=== TASK DESCRIPTION ===
In the copy, keep every record exact and leave out all images.

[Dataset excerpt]
[start]

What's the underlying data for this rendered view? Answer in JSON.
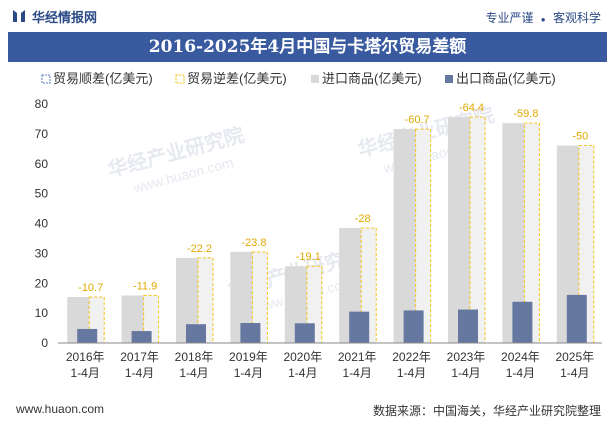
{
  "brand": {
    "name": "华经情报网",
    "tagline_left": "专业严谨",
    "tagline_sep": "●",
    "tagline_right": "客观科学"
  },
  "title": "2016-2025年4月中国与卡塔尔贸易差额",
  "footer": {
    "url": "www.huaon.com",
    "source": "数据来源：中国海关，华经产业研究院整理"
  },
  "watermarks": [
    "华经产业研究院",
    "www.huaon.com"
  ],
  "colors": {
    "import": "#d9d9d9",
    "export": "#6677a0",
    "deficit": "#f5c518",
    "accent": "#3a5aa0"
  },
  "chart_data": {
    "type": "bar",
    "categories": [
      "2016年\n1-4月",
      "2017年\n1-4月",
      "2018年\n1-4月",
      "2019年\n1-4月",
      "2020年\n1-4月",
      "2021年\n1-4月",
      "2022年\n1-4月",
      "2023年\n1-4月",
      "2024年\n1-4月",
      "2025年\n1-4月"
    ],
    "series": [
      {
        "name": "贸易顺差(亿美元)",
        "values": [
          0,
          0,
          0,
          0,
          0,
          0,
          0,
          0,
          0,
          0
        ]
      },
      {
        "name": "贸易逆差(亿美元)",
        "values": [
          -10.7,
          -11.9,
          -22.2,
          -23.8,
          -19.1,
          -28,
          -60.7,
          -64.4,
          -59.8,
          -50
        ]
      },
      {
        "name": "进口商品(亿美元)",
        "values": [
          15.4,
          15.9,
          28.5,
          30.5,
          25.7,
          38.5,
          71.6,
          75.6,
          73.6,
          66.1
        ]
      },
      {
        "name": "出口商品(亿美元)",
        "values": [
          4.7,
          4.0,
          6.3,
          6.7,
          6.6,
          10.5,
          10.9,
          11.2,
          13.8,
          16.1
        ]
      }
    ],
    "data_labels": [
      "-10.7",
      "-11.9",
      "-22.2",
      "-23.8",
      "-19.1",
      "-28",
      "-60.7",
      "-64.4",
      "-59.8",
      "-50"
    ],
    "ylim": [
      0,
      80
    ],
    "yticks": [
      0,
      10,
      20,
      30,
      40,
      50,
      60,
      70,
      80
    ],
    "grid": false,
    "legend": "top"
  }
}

[end]

=== RESULT OF THIS EXERCISE ===
What's the underlying data for this rendered view? Answer in JSON.
{
  "brand": {
    "name": "华经情报网",
    "tagline_left": "专业严谨",
    "tagline_sep": "●",
    "tagline_right": "客观科学"
  },
  "title": "2016-2025年4月中国与卡塔尔贸易差额",
  "footer": {
    "url": "www.huaon.com",
    "source": "数据来源：中国海关，华经产业研究院整理"
  },
  "watermarks": [
    "华经产业研究院",
    "www.huaon.com"
  ],
  "colors": {
    "import": "#d9d9d9",
    "export": "#6677a0",
    "deficit": "#f5c518",
    "accent": "#3a5aa0"
  },
  "chart_data": {
    "type": "bar",
    "categories": [
      "2016年\n1-4月",
      "2017年\n1-4月",
      "2018年\n1-4月",
      "2019年\n1-4月",
      "2020年\n1-4月",
      "2021年\n1-4月",
      "2022年\n1-4月",
      "2023年\n1-4月",
      "2024年\n1-4月",
      "2025年\n1-4月"
    ],
    "series": [
      {
        "name": "贸易顺差(亿美元)",
        "values": [
          0,
          0,
          0,
          0,
          0,
          0,
          0,
          0,
          0,
          0
        ]
      },
      {
        "name": "贸易逆差(亿美元)",
        "values": [
          -10.7,
          -11.9,
          -22.2,
          -23.8,
          -19.1,
          -28,
          -60.7,
          -64.4,
          -59.8,
          -50
        ]
      },
      {
        "name": "进口商品(亿美元)",
        "values": [
          15.4,
          15.9,
          28.5,
          30.5,
          25.7,
          38.5,
          71.6,
          75.6,
          73.6,
          66.1
        ]
      },
      {
        "name": "出口商品(亿美元)",
        "values": [
          4.7,
          4.0,
          6.3,
          6.7,
          6.6,
          10.5,
          10.9,
          11.2,
          13.8,
          16.1
        ]
      }
    ],
    "data_labels": [
      "-10.7",
      "-11.9",
      "-22.2",
      "-23.8",
      "-19.1",
      "-28",
      "-60.7",
      "-64.4",
      "-59.8",
      "-50"
    ],
    "ylim": [
      0,
      80
    ],
    "yticks": [
      0,
      10,
      20,
      30,
      40,
      50,
      60,
      70,
      80
    ],
    "grid": false,
    "legend": "top"
  }
}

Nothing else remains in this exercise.